--- start Record excerpts ---
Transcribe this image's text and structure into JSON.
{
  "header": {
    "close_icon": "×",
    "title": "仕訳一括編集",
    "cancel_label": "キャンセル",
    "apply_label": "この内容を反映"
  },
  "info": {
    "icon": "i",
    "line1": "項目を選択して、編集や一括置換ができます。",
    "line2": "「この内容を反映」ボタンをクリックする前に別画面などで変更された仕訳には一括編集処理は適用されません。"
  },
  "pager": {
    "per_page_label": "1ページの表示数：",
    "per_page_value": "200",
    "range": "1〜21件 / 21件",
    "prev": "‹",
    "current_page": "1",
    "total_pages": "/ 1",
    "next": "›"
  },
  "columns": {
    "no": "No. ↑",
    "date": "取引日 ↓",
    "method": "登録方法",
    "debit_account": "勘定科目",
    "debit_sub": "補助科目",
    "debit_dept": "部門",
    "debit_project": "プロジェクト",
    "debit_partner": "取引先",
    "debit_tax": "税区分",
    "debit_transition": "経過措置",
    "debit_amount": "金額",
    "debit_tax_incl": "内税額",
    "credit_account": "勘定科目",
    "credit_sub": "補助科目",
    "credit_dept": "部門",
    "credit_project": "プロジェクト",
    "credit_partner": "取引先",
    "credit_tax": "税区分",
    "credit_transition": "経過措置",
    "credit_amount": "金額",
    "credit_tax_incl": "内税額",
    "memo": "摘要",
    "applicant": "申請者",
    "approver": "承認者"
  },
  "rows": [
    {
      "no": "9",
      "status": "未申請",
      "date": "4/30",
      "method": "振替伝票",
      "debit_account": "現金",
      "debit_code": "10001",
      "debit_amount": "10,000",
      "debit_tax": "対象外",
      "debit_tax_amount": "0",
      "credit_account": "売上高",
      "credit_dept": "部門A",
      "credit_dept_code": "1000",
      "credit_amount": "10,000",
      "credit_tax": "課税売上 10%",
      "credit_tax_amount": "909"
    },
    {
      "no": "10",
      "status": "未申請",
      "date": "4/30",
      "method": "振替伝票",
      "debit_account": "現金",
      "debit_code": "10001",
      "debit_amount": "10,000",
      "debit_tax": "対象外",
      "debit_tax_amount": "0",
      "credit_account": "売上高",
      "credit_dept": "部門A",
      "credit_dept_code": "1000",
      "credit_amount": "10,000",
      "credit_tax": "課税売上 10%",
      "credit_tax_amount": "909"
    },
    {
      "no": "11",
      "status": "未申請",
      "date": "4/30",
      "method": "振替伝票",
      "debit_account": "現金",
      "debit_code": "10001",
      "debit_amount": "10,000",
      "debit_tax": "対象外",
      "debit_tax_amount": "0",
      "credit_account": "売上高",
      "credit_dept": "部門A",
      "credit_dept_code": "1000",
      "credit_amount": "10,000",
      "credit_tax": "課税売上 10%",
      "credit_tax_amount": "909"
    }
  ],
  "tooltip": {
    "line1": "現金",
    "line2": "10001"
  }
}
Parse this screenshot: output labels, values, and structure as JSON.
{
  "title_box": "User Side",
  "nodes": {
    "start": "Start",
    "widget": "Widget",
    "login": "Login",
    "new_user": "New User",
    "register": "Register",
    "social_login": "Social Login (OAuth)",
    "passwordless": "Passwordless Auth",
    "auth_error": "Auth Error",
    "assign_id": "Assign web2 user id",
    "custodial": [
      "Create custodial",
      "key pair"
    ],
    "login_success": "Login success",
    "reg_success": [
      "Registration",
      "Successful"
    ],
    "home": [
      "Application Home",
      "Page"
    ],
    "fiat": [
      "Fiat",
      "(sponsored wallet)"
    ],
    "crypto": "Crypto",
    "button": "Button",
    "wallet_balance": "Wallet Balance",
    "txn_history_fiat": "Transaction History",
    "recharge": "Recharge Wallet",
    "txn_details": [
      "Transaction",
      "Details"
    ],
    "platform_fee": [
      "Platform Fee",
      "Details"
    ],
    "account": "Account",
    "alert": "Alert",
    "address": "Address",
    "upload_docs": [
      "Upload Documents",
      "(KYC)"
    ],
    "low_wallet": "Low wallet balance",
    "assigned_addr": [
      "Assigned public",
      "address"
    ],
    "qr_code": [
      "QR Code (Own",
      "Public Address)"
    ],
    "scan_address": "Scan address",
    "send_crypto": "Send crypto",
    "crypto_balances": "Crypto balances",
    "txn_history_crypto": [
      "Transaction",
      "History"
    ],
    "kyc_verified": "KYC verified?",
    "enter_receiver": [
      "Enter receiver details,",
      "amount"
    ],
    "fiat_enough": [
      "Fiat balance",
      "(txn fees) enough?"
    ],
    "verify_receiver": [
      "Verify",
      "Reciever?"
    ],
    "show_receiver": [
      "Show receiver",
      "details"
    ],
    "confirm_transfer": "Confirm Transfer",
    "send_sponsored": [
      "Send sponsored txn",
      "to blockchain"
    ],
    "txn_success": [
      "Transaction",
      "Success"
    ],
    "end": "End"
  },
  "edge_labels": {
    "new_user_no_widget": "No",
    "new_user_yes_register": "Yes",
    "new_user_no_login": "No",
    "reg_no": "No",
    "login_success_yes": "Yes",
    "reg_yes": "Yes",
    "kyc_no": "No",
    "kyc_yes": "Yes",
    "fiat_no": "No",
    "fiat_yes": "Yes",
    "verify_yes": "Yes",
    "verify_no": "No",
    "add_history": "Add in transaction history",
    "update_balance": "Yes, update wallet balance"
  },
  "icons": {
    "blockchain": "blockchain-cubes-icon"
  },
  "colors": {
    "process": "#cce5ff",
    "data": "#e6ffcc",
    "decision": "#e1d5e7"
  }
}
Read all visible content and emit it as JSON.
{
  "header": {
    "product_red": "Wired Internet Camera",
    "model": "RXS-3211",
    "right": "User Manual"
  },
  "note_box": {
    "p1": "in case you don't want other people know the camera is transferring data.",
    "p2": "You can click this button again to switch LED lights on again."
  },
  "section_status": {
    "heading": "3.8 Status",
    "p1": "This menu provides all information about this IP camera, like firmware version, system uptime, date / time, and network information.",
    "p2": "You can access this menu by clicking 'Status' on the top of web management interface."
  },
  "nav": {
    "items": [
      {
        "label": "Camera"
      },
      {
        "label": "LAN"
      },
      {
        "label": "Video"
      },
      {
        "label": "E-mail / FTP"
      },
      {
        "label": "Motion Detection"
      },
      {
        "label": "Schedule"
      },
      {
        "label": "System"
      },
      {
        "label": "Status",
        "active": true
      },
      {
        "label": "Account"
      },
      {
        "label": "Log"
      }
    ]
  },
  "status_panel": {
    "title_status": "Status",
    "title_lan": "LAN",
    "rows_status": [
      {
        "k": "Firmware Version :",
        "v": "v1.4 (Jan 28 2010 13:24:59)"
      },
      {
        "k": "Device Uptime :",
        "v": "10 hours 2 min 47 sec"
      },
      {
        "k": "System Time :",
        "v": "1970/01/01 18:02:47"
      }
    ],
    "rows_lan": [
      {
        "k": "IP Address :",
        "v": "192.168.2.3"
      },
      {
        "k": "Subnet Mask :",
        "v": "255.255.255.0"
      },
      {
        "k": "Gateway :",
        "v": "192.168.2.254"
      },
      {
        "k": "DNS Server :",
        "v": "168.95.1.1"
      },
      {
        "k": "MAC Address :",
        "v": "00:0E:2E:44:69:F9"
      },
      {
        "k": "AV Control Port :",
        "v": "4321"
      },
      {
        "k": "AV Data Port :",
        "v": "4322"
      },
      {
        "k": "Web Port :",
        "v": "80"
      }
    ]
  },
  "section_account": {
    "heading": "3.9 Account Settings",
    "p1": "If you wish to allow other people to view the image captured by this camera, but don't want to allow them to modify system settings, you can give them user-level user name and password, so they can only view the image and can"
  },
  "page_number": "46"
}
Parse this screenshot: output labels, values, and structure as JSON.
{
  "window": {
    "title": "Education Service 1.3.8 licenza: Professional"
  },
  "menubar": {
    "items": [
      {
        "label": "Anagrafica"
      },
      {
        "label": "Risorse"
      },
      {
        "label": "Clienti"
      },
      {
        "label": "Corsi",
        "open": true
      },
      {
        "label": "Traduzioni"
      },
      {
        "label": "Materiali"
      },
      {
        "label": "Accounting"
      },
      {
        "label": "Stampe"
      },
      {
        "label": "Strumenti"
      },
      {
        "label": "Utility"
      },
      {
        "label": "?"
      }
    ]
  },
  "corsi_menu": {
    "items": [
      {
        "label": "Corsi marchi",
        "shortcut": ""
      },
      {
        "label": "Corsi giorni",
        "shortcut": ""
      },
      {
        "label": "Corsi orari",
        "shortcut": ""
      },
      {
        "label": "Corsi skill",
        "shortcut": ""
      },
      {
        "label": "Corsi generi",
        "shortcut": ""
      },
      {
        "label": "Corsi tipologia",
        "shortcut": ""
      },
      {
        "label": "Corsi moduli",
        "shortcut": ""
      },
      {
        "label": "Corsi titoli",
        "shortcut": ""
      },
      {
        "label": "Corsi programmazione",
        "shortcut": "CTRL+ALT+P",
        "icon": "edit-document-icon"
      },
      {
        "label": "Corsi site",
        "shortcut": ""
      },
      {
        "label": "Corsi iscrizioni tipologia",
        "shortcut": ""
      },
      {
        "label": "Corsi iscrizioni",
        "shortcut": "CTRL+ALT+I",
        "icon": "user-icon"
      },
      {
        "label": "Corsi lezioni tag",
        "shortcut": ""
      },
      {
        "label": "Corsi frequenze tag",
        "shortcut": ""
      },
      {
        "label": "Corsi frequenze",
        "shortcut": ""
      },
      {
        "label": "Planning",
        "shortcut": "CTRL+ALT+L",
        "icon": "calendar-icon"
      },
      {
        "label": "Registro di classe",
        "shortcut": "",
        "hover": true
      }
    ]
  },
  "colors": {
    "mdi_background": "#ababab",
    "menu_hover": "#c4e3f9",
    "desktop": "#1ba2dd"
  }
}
--- end Record excerpts ---
Show all lines from the data above in which the word "want" appears.

- Solution for this task
    "p1": "in case you don't want other people know the camera is transferring data.",
    "p1": "If you wish to allow other people to view the image captured by this camera, but don't want to allow them to modify system settings, you can give them user-level user name and password, so they can only view the image and can"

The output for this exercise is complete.